## Stated task:
Search the entries below. Return every line that has "triangle" in it.

Structured figure records:
══════

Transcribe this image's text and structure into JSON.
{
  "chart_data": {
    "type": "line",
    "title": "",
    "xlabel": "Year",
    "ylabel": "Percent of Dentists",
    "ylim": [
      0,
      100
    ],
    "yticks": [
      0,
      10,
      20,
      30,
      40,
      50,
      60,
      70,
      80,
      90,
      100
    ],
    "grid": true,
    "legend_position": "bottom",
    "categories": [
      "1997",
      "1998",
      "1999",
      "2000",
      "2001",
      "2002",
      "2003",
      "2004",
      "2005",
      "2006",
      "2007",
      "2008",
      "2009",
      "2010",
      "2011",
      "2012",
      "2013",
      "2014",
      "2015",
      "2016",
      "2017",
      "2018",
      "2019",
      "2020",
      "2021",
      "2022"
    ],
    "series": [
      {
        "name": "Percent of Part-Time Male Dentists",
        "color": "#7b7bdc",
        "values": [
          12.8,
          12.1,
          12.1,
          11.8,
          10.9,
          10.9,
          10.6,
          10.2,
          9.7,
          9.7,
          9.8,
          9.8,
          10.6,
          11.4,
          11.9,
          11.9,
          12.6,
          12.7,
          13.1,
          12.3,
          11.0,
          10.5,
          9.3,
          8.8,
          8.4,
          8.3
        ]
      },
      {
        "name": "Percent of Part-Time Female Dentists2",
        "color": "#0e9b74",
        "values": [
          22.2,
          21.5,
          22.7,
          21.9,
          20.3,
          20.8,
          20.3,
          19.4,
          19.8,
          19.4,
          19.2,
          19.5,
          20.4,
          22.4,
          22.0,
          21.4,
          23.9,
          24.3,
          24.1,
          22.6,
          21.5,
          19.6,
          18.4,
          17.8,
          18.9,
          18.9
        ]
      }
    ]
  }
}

══════

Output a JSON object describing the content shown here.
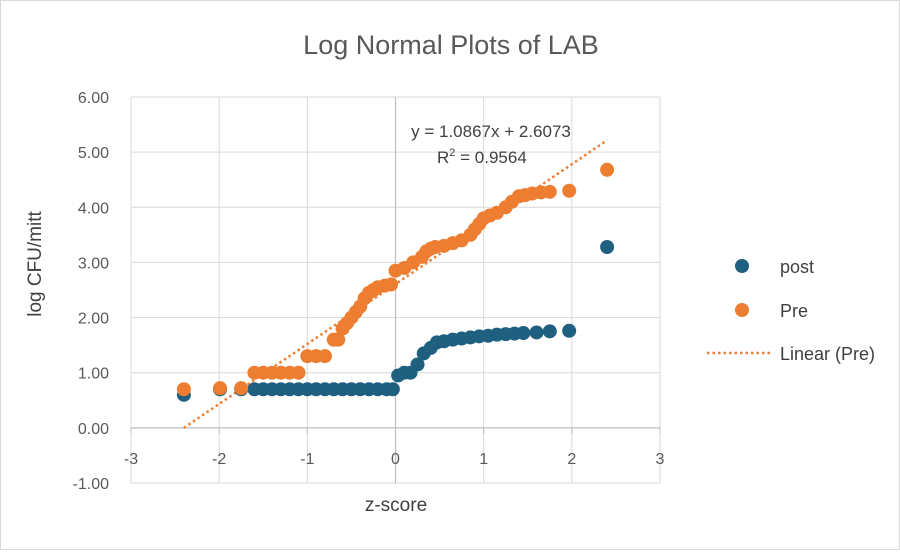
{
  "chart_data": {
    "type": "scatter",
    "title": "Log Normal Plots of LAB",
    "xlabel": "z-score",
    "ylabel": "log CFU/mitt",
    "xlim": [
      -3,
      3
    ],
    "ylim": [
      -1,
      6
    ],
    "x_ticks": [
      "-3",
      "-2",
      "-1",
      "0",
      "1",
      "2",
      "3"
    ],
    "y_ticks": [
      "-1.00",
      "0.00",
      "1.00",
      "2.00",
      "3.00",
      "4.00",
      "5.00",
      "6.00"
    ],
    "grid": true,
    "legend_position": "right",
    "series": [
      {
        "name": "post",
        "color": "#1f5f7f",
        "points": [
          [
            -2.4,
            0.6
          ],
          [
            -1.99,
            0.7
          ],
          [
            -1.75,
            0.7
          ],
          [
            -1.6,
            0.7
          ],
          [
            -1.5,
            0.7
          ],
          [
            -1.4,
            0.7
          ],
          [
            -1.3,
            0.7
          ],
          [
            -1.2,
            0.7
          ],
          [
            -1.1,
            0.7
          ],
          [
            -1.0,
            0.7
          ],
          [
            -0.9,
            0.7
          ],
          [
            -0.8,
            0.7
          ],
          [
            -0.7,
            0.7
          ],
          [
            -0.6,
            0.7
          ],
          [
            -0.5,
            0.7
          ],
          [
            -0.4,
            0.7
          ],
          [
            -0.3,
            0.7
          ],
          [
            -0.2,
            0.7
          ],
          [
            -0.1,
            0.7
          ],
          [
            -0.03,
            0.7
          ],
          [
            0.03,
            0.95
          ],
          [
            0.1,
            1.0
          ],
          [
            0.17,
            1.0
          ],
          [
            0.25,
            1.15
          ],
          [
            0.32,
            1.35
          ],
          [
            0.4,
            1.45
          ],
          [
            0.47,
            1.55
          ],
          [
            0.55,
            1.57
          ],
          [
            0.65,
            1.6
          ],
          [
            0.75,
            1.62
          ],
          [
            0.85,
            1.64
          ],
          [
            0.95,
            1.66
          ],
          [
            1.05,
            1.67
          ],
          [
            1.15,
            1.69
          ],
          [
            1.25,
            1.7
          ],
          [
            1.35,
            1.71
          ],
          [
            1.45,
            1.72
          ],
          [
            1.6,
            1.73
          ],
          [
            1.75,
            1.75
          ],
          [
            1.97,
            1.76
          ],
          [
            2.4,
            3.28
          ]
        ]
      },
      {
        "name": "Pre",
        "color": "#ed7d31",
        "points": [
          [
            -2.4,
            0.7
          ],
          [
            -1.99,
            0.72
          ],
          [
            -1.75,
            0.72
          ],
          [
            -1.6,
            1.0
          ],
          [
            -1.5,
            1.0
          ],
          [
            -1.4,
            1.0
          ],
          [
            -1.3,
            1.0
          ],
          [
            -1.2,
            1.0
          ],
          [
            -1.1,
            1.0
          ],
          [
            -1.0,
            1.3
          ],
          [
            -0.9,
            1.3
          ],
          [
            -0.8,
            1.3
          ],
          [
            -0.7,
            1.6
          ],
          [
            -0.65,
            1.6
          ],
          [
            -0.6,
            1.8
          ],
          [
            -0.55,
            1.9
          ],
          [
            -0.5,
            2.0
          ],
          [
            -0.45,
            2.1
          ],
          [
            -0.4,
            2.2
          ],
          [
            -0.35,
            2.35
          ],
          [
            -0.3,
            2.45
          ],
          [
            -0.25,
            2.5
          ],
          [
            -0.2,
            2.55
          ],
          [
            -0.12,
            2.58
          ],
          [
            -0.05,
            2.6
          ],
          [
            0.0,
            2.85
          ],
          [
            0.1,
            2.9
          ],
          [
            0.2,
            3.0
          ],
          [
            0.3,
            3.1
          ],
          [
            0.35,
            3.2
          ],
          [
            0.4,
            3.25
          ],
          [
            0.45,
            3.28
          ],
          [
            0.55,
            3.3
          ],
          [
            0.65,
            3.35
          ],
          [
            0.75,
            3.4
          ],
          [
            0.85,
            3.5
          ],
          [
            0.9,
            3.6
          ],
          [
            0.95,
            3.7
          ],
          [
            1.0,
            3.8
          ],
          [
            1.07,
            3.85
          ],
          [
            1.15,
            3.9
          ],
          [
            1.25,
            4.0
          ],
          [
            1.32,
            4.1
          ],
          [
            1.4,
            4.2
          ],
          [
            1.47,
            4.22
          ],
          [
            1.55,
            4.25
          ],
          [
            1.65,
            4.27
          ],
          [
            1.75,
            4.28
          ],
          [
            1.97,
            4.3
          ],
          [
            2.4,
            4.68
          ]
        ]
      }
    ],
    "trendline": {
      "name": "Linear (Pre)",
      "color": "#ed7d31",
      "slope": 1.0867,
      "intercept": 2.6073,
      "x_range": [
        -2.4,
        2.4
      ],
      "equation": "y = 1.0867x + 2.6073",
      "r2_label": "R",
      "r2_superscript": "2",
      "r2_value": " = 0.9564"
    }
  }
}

══════

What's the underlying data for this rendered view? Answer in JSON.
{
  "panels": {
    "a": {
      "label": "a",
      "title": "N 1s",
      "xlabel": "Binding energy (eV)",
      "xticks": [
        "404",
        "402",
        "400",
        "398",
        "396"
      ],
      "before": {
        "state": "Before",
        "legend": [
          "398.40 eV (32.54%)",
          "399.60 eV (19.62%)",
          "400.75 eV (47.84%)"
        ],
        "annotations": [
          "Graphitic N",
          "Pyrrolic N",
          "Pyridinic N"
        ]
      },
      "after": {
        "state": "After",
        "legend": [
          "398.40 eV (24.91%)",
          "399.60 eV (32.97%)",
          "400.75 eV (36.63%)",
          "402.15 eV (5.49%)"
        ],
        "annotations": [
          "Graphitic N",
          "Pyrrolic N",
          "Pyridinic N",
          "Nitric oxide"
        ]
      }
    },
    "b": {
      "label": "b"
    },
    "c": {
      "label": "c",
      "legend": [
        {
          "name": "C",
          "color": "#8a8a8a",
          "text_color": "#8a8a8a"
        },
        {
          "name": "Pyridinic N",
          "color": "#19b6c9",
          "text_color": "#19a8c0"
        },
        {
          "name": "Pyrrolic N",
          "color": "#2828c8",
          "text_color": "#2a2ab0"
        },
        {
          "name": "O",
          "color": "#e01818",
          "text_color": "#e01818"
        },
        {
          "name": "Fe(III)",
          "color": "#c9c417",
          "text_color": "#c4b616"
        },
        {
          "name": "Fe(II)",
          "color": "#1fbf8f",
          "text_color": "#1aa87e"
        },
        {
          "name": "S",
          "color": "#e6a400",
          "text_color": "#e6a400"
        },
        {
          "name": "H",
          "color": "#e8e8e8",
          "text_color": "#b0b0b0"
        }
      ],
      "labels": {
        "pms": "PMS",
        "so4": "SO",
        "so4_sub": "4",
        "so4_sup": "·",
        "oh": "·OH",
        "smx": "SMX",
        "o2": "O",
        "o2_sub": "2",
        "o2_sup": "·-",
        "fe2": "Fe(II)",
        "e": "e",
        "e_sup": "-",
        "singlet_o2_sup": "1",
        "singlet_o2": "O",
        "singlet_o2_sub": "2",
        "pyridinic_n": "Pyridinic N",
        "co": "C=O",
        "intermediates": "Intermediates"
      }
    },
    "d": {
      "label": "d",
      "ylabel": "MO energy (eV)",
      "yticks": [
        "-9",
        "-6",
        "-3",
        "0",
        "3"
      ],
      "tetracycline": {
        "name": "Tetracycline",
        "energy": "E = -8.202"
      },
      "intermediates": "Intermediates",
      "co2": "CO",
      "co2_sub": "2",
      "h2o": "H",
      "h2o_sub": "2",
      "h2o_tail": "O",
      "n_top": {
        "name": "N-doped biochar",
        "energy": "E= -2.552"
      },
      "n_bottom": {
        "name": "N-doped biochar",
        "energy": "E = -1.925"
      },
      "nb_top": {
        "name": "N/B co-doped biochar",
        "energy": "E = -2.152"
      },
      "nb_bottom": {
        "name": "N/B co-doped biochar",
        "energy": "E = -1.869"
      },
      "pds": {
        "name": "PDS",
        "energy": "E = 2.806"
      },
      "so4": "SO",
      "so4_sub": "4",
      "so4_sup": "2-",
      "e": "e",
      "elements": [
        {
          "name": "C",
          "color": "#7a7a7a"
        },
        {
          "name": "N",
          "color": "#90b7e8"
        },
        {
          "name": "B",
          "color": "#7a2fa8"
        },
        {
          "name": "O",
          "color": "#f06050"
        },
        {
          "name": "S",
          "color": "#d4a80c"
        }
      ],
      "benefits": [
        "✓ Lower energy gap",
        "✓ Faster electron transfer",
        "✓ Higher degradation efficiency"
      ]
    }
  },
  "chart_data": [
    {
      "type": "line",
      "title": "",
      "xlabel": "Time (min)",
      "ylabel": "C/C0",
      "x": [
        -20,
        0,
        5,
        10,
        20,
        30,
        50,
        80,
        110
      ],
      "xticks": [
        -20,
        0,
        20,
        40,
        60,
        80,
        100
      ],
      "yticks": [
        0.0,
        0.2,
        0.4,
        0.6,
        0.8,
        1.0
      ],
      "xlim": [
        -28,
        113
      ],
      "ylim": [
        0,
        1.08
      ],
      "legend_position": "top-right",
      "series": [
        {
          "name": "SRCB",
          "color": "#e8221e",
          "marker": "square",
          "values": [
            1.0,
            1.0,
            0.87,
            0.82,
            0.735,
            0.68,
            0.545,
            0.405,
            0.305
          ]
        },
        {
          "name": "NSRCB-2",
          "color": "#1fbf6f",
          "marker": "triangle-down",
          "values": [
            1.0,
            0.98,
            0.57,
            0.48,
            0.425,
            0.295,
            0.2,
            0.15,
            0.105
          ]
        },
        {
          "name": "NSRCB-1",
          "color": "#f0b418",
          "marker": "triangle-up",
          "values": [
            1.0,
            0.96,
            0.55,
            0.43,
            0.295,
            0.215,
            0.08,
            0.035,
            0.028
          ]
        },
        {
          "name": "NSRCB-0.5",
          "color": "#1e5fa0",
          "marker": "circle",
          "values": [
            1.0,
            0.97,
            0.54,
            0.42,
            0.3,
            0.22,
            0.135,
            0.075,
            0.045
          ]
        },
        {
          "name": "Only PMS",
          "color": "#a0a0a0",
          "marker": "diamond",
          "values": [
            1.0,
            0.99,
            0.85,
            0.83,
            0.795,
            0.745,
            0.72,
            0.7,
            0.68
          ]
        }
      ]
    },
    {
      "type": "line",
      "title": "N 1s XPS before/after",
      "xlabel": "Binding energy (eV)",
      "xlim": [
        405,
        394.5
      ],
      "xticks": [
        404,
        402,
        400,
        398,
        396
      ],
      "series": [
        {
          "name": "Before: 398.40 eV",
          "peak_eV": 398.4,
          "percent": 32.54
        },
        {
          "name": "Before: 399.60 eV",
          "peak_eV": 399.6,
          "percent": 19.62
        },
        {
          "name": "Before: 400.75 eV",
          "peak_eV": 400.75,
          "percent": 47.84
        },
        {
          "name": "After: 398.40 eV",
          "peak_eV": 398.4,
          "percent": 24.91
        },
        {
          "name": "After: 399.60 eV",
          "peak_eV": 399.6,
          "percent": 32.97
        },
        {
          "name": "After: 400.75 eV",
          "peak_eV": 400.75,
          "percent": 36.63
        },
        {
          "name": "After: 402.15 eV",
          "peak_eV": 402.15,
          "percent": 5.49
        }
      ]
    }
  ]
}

══════

## Full solution:
          "marker": "triangle-down",
          "marker": "triangle-up",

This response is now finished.